>> Start

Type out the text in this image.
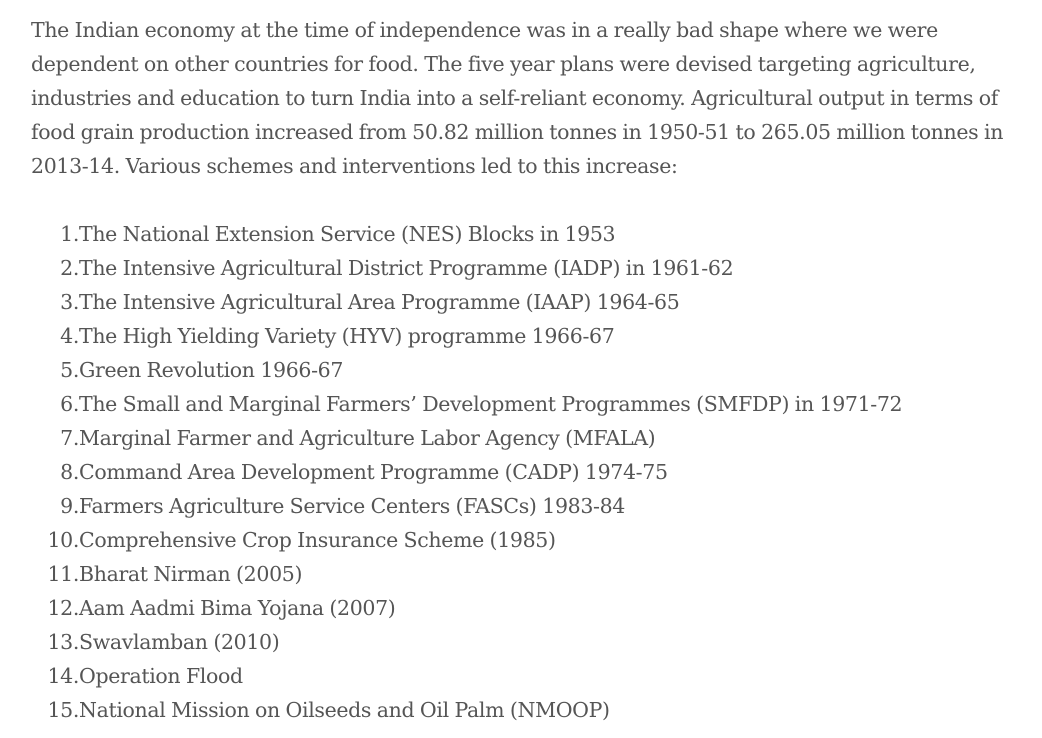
The Indian economy at the time of independence was in a really bad shape where we were dependent on other countries for food. The five year plans were devised targeting agriculture, industries and education to turn India into a self-reliant economy. Agricultural output in terms of food grain production increased from 50.82 million tonnes in 1950-51 to 265.05 million tonnes in 2013-14. Various schemes and interventions led to this increase:

1. The National Extension Service (NES) Blocks in 1953
2. The Intensive Agricultural District Programme (IADP) in 1961-62
3. The Intensive Agricultural Area Programme (IAAP) 1964-65
4. The High Yielding Variety (HYV) programme 1966-67
5. Green Revolution 1966-67
6. The Small and Marginal Farmers’ Development Programmes (SMFDP) in 1971-72
7. Marginal Farmer and Agriculture Labor Agency (MFALA)
8. Command Area Development Programme (CADP) 1974-75
9. Farmers Agriculture Service Centers (FASCs) 1983-84
10. Comprehensive Crop Insurance Scheme (1985)
11. Bharat Nirman (2005)
12. Aam Aadmi Bima Yojana (2007)
13. Swavlamban (2010)
14. Operation Flood
15. National Mission on Oilseeds and Oil Palm (NMOOP)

>> End

To do:
Return all lines of the material above in which the word "National" occurs.

Exercise response:
1. The National Extension Service (NES) Blocks in 1953
15. National Mission on Oilseeds and Oil Palm (NMOOP)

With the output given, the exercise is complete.